◆ DIRECTIVE:
Repeat each line of the material exactly.

◆ RECORDS SUPPLIED:

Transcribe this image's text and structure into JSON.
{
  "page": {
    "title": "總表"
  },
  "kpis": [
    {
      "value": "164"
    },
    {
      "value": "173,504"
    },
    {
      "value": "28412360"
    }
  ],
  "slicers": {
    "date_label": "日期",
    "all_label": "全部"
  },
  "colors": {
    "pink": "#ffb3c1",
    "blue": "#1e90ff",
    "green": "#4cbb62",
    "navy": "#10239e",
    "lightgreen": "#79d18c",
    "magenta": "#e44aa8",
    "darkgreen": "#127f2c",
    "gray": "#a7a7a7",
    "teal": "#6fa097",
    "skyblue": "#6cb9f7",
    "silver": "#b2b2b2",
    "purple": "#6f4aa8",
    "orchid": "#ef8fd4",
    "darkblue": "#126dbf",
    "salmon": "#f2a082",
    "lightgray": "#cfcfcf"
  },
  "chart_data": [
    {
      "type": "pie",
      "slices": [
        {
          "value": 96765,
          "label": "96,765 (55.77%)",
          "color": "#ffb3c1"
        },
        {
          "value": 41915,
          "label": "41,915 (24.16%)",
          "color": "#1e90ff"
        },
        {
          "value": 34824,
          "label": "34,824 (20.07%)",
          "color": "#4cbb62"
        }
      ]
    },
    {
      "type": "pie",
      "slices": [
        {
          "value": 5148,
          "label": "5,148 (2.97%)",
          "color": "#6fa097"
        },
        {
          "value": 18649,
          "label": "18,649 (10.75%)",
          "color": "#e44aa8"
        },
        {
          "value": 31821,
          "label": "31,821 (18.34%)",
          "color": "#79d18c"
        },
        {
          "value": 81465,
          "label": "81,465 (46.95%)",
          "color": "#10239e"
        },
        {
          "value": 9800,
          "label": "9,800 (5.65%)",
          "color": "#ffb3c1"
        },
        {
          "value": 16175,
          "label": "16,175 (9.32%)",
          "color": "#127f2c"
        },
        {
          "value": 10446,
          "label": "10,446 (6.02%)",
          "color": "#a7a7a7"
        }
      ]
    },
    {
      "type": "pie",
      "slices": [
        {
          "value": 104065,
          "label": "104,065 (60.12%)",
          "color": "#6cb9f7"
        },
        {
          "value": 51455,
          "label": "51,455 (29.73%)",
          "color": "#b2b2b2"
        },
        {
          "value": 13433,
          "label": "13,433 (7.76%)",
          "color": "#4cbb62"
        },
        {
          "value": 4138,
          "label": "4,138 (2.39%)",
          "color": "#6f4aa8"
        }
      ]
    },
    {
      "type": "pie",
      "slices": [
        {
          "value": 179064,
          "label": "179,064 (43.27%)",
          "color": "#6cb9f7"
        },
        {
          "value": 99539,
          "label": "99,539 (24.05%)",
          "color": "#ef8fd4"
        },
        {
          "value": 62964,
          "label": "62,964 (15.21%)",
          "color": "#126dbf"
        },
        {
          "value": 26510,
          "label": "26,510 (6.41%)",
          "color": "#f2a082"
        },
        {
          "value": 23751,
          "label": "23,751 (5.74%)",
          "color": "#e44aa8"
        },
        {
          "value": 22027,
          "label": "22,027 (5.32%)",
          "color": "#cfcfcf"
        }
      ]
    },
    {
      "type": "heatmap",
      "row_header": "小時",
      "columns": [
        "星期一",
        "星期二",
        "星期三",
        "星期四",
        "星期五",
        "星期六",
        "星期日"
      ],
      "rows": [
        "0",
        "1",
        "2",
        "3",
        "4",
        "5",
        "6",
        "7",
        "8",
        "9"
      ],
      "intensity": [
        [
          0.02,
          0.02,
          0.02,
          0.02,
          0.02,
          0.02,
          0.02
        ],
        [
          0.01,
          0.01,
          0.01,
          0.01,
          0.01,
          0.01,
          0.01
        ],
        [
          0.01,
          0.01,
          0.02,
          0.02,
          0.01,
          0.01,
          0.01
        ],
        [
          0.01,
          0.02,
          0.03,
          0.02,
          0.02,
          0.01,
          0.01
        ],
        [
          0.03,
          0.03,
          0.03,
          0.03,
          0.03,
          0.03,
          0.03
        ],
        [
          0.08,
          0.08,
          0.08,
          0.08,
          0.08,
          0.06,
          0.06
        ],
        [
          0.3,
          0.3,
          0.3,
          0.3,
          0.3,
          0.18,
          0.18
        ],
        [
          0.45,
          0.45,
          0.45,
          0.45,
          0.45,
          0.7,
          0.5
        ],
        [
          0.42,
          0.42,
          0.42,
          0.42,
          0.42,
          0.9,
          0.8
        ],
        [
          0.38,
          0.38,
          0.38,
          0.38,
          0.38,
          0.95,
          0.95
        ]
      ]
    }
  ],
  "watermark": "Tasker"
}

◆ RESULT OF THE TASK:
Transcribe this image's text and structure into JSON.
{
  "page": {
    "title": "總表"
  },
  "kpis": [
    {
      "value": "164"
    },
    {
      "value": "173,504"
    },
    {
      "value": "28412360"
    }
  ],
  "slicers": {
    "date_label": "日期",
    "all_label": "全部"
  },
  "colors": {
    "pink": "#ffb3c1",
    "blue": "#1e90ff",
    "green": "#4cbb62",
    "navy": "#10239e",
    "lightgreen": "#79d18c",
    "magenta": "#e44aa8",
    "darkgreen": "#127f2c",
    "gray": "#a7a7a7",
    "teal": "#6fa097",
    "skyblue": "#6cb9f7",
    "silver": "#b2b2b2",
    "purple": "#6f4aa8",
    "orchid": "#ef8fd4",
    "darkblue": "#126dbf",
    "salmon": "#f2a082",
    "lightgray": "#cfcfcf"
  },
  "chart_data": [
    {
      "type": "pie",
      "slices": [
        {
          "value": 96765,
          "label": "96,765 (55.77%)",
          "color": "#ffb3c1"
        },
        {
          "value": 41915,
          "label": "41,915 (24.16%)",
          "color": "#1e90ff"
        },
        {
          "value": 34824,
          "label": "34,824 (20.07%)",
          "color": "#4cbb62"
        }
      ]
    },
    {
      "type": "pie",
      "slices": [
        {
          "value": 5148,
          "label": "5,148 (2.97%)",
          "color": "#6fa097"
        },
        {
          "value": 18649,
          "label": "18,649 (10.75%)",
          "color": "#e44aa8"
        },
        {
          "value": 31821,
          "label": "31,821 (18.34%)",
          "color": "#79d18c"
        },
        {
          "value": 81465,
          "label": "81,465 (46.95%)",
          "color": "#10239e"
        },
        {
          "value": 9800,
          "label": "9,800 (5.65%)",
          "color": "#ffb3c1"
        },
        {
          "value": 16175,
          "label": "16,175 (9.32%)",
          "color": "#127f2c"
        },
        {
          "value": 10446,
          "label": "10,446 (6.02%)",
          "color": "#a7a7a7"
        }
      ]
    },
    {
      "type": "pie",
      "slices": [
        {
          "value": 104065,
          "label": "104,065 (60.12%)",
          "color": "#6cb9f7"
        },
        {
          "value": 51455,
          "label": "51,455 (29.73%)",
          "color": "#b2b2b2"
        },
        {
          "value": 13433,
          "label": "13,433 (7.76%)",
          "color": "#4cbb62"
        },
        {
          "value": 4138,
          "label": "4,138 (2.39%)",
          "color": "#6f4aa8"
        }
      ]
    },
    {
      "type": "pie",
      "slices": [
        {
          "value": 179064,
          "label": "179,064 (43.27%)",
          "color": "#6cb9f7"
        },
        {
          "value": 99539,
          "label": "99,539 (24.05%)",
          "color": "#ef8fd4"
        },
        {
          "value": 62964,
          "label": "62,964 (15.21%)",
          "color": "#126dbf"
        },
        {
          "value": 26510,
          "label": "26,510 (6.41%)",
          "color": "#f2a082"
        },
        {
          "value": 23751,
          "label": "23,751 (5.74%)",
          "color": "#e44aa8"
        },
        {
          "value": 22027,
          "label": "22,027 (5.32%)",
          "color": "#cfcfcf"
        }
      ]
    },
    {
      "type": "heatmap",
      "row_header": "小時",
      "columns": [
        "星期一",
        "星期二",
        "星期三",
        "星期四",
        "星期五",
        "星期六",
        "星期日"
      ],
      "rows": [
        "0",
        "1",
        "2",
        "3",
        "4",
        "5",
        "6",
        "7",
        "8",
        "9"
      ],
      "intensity": [
        [
          0.02,
          0.02,
          0.02,
          0.02,
          0.02,
          0.02,
          0.02
        ],
        [
          0.01,
          0.01,
          0.01,
          0.01,
          0.01,
          0.01,
          0.01
        ],
        [
          0.01,
          0.01,
          0.02,
          0.02,
          0.01,
          0.01,
          0.01
        ],
        [
          0.01,
          0.02,
          0.03,
          0.02,
          0.02,
          0.01,
          0.01
        ],
        [
          0.03,
          0.03,
          0.03,
          0.03,
          0.03,
          0.03,
          0.03
        ],
        [
          0.08,
          0.08,
          0.08,
          0.08,
          0.08,
          0.06,
          0.06
        ],
        [
          0.3,
          0.3,
          0.3,
          0.3,
          0.3,
          0.18,
          0.18
        ],
        [
          0.45,
          0.45,
          0.45,
          0.45,
          0.45,
          0.7,
          0.5
        ],
        [
          0.42,
          0.42,
          0.42,
          0.42,
          0.42,
          0.9,
          0.8
        ],
        [
          0.38,
          0.38,
          0.38,
          0.38,
          0.38,
          0.95,
          0.95
        ]
      ]
    }
  ],
  "watermark": "Tasker"
}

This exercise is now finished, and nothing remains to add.